> _REQUIREMENTS_: Every entry below must appear again, exactly as written.

* START RECORDS SUPPLIED *

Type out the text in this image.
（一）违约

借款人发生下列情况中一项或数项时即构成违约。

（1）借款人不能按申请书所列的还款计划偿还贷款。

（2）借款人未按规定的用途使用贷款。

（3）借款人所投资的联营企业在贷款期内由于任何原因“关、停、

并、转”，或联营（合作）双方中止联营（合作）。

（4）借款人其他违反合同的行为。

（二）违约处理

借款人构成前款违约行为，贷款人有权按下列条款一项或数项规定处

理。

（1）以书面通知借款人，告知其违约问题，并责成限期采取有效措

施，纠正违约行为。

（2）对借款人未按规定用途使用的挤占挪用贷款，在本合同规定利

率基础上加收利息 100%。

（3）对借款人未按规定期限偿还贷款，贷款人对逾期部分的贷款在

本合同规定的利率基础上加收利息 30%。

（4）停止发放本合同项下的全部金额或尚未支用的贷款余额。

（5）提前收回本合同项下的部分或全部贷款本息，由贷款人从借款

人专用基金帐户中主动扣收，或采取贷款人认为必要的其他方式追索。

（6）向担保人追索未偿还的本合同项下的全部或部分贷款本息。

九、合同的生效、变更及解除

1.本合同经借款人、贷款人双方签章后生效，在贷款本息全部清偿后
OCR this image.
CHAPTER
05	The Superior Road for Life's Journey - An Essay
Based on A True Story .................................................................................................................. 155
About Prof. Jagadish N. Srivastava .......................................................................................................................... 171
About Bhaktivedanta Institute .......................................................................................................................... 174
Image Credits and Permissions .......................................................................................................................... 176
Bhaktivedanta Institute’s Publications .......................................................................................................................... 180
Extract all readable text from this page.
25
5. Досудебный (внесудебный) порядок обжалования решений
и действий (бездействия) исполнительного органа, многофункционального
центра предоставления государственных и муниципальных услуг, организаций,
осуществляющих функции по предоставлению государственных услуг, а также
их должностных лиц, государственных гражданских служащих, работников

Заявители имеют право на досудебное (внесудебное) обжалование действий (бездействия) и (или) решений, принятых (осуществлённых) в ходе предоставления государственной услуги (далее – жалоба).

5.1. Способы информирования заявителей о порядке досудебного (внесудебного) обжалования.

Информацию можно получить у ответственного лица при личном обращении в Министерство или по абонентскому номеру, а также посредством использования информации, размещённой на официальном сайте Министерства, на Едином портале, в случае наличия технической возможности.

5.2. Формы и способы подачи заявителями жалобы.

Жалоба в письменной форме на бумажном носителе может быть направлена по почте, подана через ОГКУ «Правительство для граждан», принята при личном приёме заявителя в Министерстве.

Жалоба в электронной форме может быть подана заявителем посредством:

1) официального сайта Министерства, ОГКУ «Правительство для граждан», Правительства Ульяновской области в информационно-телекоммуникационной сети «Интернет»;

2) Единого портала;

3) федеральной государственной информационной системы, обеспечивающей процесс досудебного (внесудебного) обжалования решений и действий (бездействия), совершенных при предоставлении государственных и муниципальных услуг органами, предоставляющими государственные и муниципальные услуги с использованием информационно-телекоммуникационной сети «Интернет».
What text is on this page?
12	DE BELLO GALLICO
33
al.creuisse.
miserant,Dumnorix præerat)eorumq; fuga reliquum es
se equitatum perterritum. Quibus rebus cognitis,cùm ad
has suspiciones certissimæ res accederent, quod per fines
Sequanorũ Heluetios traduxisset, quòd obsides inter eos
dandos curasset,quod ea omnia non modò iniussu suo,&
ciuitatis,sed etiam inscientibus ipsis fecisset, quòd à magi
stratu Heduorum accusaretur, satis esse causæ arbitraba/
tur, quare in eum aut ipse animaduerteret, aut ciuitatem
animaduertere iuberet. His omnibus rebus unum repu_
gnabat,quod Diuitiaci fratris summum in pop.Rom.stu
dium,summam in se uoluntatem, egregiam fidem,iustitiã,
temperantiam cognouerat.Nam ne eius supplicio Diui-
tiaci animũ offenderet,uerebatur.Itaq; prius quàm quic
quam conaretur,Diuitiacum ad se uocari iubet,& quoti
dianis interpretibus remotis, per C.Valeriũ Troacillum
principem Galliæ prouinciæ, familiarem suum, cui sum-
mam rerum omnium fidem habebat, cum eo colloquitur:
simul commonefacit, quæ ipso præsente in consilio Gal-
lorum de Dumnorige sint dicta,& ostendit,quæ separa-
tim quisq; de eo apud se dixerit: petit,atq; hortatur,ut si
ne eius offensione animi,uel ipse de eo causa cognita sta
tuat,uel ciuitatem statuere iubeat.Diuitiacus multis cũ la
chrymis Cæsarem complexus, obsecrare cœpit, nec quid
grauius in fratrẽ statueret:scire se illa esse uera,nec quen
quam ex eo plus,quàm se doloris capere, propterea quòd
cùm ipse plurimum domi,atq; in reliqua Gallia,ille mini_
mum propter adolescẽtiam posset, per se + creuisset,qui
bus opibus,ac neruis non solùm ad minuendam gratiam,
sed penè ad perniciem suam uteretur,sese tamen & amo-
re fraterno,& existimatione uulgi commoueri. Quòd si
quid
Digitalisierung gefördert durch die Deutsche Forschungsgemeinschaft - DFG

* END RECORDS SUPPLIED *

> _TASK RESPONSE_:
Type out the text in this image.
（一）违约

借款人发生下列情况中一项或数项时即构成违约。

（1）借款人不能按申请书所列的还款计划偿还贷款。

（2）借款人未按规定的用途使用贷款。

（3）借款人所投资的联营企业在贷款期内由于任何原因“关、停、

并、转”，或联营（合作）双方中止联营（合作）。

（4）借款人其他违反合同的行为。

（二）违约处理

借款人构成前款违约行为，贷款人有权按下列条款一项或数项规定处

理。

（1）以书面通知借款人，告知其违约问题，并责成限期采取有效措

施，纠正违约行为。

（2）对借款人未按规定用途使用的挤占挪用贷款，在本合同规定利

率基础上加收利息 100%。

（3）对借款人未按规定期限偿还贷款，贷款人对逾期部分的贷款在

本合同规定的利率基础上加收利息 30%。

（4）停止发放本合同项下的全部金额或尚未支用的贷款余额。

（5）提前收回本合同项下的部分或全部贷款本息，由贷款人从借款

人专用基金帐户中主动扣收，或采取贷款人认为必要的其他方式追索。

（6）向担保人追索未偿还的本合同项下的全部或部分贷款本息。

九、合同的生效、变更及解除

1.本合同经借款人、贷款人双方签章后生效，在贷款本息全部清偿后
OCR this image.
CHAPTER
05	The Superior Road for Life's Journey - An Essay
Based on A True Story .................................................................................................................. 155
About Prof. Jagadish N. Srivastava .......................................................................................................................... 171
About Bhaktivedanta Institute .......................................................................................................................... 174
Image Credits and Permissions .......................................................................................................................... 176
Bhaktivedanta Institute’s Publications .......................................................................................................................... 180
Extract all readable text from this page.
25
5. Досудебный (внесудебный) порядок обжалования решений
и действий (бездействия) исполнительного органа, многофункционального
центра предоставления государственных и муниципальных услуг, организаций,
осуществляющих функции по предоставлению государственных услуг, а также
их должностных лиц, государственных гражданских служащих, работников

Заявители имеют право на досудебное (внесудебное) обжалование действий (бездействия) и (или) решений, принятых (осуществлённых) в ходе предоставления государственной услуги (далее – жалоба).

5.1. Способы информирования заявителей о порядке досудебного (внесудебного) обжалования.

Информацию можно получить у ответственного лица при личном обращении в Министерство или по абонентскому номеру, а также посредством использования информации, размещённой на официальном сайте Министерства, на Едином портале, в случае наличия технической возможности.

5.2. Формы и способы подачи заявителями жалобы.

Жалоба в письменной форме на бумажном носителе может быть направлена по почте, подана через ОГКУ «Правительство для граждан», принята при личном приёме заявителя в Министерстве.

Жалоба в электронной форме может быть подана заявителем посредством:

1) официального сайта Министерства, ОГКУ «Правительство для граждан», Правительства Ульяновской области в информационно-телекоммуникационной сети «Интернет»;

2) Единого портала;

3) федеральной государственной информационной системы, обеспечивающей процесс досудебного (внесудебного) обжалования решений и действий (бездействия), совершенных при предоставлении государственных и муниципальных услуг органами, предоставляющими государственные и муниципальные услуги с использованием информационно-телекоммуникационной сети «Интернет».
What text is on this page?
12	DE BELLO GALLICO
33
al.creuisse.
miserant,Dumnorix præerat)eorumq; fuga reliquum es
se equitatum perterritum. Quibus rebus cognitis,cùm ad
has suspiciones certissimæ res accederent, quod per fines
Sequanorũ Heluetios traduxisset, quòd obsides inter eos
dandos curasset,quod ea omnia non modò iniussu suo,&
ciuitatis,sed etiam inscientibus ipsis fecisset, quòd à magi
stratu Heduorum accusaretur, satis esse causæ arbitraba/
tur, quare in eum aut ipse animaduerteret, aut ciuitatem
animaduertere iuberet. His omnibus rebus unum repu_
gnabat,quod Diuitiaci fratris summum in pop.Rom.stu
dium,summam in se uoluntatem, egregiam fidem,iustitiã,
temperantiam cognouerat.Nam ne eius supplicio Diui-
tiaci animũ offenderet,uerebatur.Itaq; prius quàm quic
quam conaretur,Diuitiacum ad se uocari iubet,& quoti
dianis interpretibus remotis, per C.Valeriũ Troacillum
principem Galliæ prouinciæ, familiarem suum, cui sum-
mam rerum omnium fidem habebat, cum eo colloquitur:
simul commonefacit, quæ ipso præsente in consilio Gal-
lorum de Dumnorige sint dicta,& ostendit,quæ separa-
tim quisq; de eo apud se dixerit: petit,atq; hortatur,ut si
ne eius offensione animi,uel ipse de eo causa cognita sta
tuat,uel ciuitatem statuere iubeat.Diuitiacus multis cũ la
chrymis Cæsarem complexus, obsecrare cœpit, nec quid
grauius in fratrẽ statueret:scire se illa esse uera,nec quen
quam ex eo plus,quàm se doloris capere, propterea quòd
cùm ipse plurimum domi,atq; in reliqua Gallia,ille mini_
mum propter adolescẽtiam posset, per se + creuisset,qui
bus opibus,ac neruis non solùm ad minuendam gratiam,
sed penè ad perniciem suam uteretur,sese tamen & amo-
re fraterno,& existimatione uulgi commoueri. Quòd si
quid
Digitalisierung gefördert durch die Deutsche Forschungsgemeinschaft - DFG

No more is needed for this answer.